Job: The records below need retyping in full; give them again exactly.

** Start **

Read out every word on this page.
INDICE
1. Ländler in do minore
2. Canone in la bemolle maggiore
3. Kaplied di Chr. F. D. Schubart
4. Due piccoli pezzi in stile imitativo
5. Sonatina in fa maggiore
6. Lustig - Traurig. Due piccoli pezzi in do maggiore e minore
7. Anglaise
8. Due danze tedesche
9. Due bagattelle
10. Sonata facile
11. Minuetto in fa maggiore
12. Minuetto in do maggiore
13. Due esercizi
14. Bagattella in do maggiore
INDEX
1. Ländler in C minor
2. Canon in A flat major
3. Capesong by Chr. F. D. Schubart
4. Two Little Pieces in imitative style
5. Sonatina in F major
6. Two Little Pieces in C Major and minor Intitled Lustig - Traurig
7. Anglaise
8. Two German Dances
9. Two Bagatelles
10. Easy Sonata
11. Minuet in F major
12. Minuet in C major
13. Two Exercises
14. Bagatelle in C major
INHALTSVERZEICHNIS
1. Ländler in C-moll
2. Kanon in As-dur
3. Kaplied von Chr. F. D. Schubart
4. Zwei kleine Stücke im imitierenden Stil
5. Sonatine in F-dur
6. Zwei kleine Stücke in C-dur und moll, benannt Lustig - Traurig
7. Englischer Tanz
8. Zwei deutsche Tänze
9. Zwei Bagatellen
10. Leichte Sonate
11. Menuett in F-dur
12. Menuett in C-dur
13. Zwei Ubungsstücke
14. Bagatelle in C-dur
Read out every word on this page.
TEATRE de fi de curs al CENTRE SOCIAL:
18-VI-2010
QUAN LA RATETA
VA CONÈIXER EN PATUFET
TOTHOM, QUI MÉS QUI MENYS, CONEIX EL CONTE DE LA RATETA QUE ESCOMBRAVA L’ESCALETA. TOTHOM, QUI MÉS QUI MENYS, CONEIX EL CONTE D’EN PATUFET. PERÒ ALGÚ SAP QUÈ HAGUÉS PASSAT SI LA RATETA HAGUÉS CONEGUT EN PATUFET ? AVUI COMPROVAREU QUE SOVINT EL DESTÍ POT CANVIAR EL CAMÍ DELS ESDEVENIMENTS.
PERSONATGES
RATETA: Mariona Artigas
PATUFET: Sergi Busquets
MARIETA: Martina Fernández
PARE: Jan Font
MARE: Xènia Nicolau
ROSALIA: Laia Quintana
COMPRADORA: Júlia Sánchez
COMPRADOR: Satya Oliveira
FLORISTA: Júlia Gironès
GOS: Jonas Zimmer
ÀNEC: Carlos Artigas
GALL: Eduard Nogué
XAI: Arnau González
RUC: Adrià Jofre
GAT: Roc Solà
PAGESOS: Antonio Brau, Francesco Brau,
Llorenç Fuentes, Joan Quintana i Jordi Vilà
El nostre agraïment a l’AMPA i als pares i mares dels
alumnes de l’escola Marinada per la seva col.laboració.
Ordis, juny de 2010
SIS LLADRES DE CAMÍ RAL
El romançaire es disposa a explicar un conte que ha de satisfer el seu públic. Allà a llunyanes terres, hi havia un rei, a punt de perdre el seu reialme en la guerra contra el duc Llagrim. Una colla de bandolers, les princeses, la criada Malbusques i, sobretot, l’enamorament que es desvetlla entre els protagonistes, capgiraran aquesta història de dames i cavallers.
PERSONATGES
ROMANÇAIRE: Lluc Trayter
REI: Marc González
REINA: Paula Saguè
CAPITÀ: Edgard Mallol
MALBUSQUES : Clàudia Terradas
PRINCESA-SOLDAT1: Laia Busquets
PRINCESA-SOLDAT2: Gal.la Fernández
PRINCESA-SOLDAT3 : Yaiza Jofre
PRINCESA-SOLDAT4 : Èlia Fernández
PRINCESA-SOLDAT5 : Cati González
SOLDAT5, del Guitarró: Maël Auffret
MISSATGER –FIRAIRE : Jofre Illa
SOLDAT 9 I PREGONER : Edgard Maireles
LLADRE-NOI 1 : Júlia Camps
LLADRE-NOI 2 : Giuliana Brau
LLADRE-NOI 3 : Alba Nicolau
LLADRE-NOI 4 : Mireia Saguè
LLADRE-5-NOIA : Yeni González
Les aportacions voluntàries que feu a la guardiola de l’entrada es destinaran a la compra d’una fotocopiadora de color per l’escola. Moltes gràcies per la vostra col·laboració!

** End **

The result:
Read out every word on this page.
INDICE
1. Ländler in do minore
2. Canone in la bemolle maggiore
3. Kaplied di Chr. F. D. Schubart
4. Due piccoli pezzi in stile imitativo
5. Sonatina in fa maggiore
6. Lustig - Traurig. Due piccoli pezzi in do maggiore e minore
7. Anglaise
8. Due danze tedesche
9. Due bagattelle
10. Sonata facile
11. Minuetto in fa maggiore
12. Minuetto in do maggiore
13. Due esercizi
14. Bagattella in do maggiore
INDEX
1. Ländler in C minor
2. Canon in A flat major
3. Capesong by Chr. F. D. Schubart
4. Two Little Pieces in imitative style
5. Sonatina in F major
6. Two Little Pieces in C Major and minor Intitled Lustig - Traurig
7. Anglaise
8. Two German Dances
9. Two Bagatelles
10. Easy Sonata
11. Minuet in F major
12. Minuet in C major
13. Two Exercises
14. Bagatelle in C major
INHALTSVERZEICHNIS
1. Ländler in C-moll
2. Kanon in As-dur
3. Kaplied von Chr. F. D. Schubart
4. Zwei kleine Stücke im imitierenden Stil
5. Sonatine in F-dur
6. Zwei kleine Stücke in C-dur und moll, benannt Lustig - Traurig
7. Englischer Tanz
8. Zwei deutsche Tänze
9. Zwei Bagatellen
10. Leichte Sonate
11. Menuett in F-dur
12. Menuett in C-dur
13. Zwei Ubungsstücke
14. Bagatelle in C-dur
Read out every word on this page.
TEATRE de fi de curs al CENTRE SOCIAL:
18-VI-2010
QUAN LA RATETA
VA CONÈIXER EN PATUFET
TOTHOM, QUI MÉS QUI MENYS, CONEIX EL CONTE DE LA RATETA QUE ESCOMBRAVA L’ESCALETA. TOTHOM, QUI MÉS QUI MENYS, CONEIX EL CONTE D’EN PATUFET. PERÒ ALGÚ SAP QUÈ HAGUÉS PASSAT SI LA RATETA HAGUÉS CONEGUT EN PATUFET ? AVUI COMPROVAREU QUE SOVINT EL DESTÍ POT CANVIAR EL CAMÍ DELS ESDEVENIMENTS.
PERSONATGES
RATETA: Mariona Artigas
PATUFET: Sergi Busquets
MARIETA: Martina Fernández
PARE: Jan Font
MARE: Xènia Nicolau
ROSALIA: Laia Quintana
COMPRADORA: Júlia Sánchez
COMPRADOR: Satya Oliveira
FLORISTA: Júlia Gironès
GOS: Jonas Zimmer
ÀNEC: Carlos Artigas
GALL: Eduard Nogué
XAI: Arnau González
RUC: Adrià Jofre
GAT: Roc Solà
PAGESOS: Antonio Brau, Francesco Brau,
Llorenç Fuentes, Joan Quintana i Jordi Vilà
El nostre agraïment a l’AMPA i als pares i mares dels
alumnes de l’escola Marinada per la seva col.laboració.
Ordis, juny de 2010
SIS LLADRES DE CAMÍ RAL
El romançaire es disposa a explicar un conte que ha de satisfer el seu públic. Allà a llunyanes terres, hi havia un rei, a punt de perdre el seu reialme en la guerra contra el duc Llagrim. Una colla de bandolers, les princeses, la criada Malbusques i, sobretot, l’enamorament que es desvetlla entre els protagonistes, capgiraran aquesta història de dames i cavallers.
PERSONATGES
ROMANÇAIRE: Lluc Trayter
REI: Marc González
REINA: Paula Saguè
CAPITÀ: Edgard Mallol
MALBUSQUES : Clàudia Terradas
PRINCESA-SOLDAT1: Laia Busquets
PRINCESA-SOLDAT2: Gal.la Fernández
PRINCESA-SOLDAT3 : Yaiza Jofre
PRINCESA-SOLDAT4 : Èlia Fernández
PRINCESA-SOLDAT5 : Cati González
SOLDAT5, del Guitarró: Maël Auffret
MISSATGER –FIRAIRE : Jofre Illa
SOLDAT 9 I PREGONER : Edgard Maireles
LLADRE-NOI 1 : Júlia Camps
LLADRE-NOI 2 : Giuliana Brau
LLADRE-NOI 3 : Alba Nicolau
LLADRE-NOI 4 : Mireia Saguè
LLADRE-5-NOIA : Yeni González
Les aportacions voluntàries que feu a la guardiola de l’entrada es destinaran a la compra d’una fotocopiadora de color per l’escola. Moltes gràcies per la vostra col·laboració!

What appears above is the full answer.